Start of RECORDED DATA

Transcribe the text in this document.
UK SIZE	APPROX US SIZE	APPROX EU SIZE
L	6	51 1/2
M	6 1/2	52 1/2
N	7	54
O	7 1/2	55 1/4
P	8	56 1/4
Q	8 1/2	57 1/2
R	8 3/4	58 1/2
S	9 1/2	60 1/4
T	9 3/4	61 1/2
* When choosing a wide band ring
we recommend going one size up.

End of RECORDED DATA

» **WHAT TO DO**
Retype the listing above in full, with no alterations.

» **OUTPUT FOR THIS EXERCISE**
Transcribe the text in this document.
UK SIZE	APPROX US SIZE	APPROX EU SIZE
L	6	51 1/2
M	6 1/2	52 1/2
N	7	54
O	7 1/2	55 1/4
P	8	56 1/4
Q	8 1/2	57 1/2
R	8 3/4	58 1/2
S	9 1/2	60 1/4
T	9 3/4	61 1/2
* When choosing a wide band ring
we recommend going one size up.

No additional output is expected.